> _WORK TO COMPLETE_
Take the entries below and reproduce them word for word.

> _THE DATA_

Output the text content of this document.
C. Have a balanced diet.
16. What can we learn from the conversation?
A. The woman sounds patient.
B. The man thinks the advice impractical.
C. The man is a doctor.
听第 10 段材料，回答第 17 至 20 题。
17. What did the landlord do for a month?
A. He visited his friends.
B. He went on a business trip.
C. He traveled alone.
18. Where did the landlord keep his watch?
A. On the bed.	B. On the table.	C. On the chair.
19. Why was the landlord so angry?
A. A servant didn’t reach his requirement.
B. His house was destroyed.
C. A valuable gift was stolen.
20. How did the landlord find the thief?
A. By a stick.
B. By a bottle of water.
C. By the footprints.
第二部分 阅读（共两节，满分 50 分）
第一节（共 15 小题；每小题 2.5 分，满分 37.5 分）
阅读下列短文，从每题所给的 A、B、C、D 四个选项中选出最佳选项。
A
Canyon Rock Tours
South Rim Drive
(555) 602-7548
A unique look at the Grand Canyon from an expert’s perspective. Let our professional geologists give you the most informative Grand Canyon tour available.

> _EXERCISE SOLUTION_
Output the text content of this document.
C. Have a balanced diet.
16. What can we learn from the conversation?
A. The woman sounds patient.
B. The man thinks the advice impractical.
C. The man is a doctor.
听第 10 段材料，回答第 17 至 20 题。
17. What did the landlord do for a month?
A. He visited his friends.
B. He went on a business trip.
C. He traveled alone.
18. Where did the landlord keep his watch?
A. On the bed.	B. On the table.	C. On the chair.
19. Why was the landlord so angry?
A. A servant didn’t reach his requirement.
B. His house was destroyed.
C. A valuable gift was stolen.
20. How did the landlord find the thief?
A. By a stick.
B. By a bottle of water.
C. By the footprints.
第二部分 阅读（共两节，满分 50 分）
第一节（共 15 小题；每小题 2.5 分，满分 37.5 分）
阅读下列短文，从每题所给的 A、B、C、D 四个选项中选出最佳选项。
A
Canyon Rock Tours
South Rim Drive
(555) 602-7548
A unique look at the Grand Canyon from an expert’s perspective. Let our professional geologists give you the most informative Grand Canyon tour available.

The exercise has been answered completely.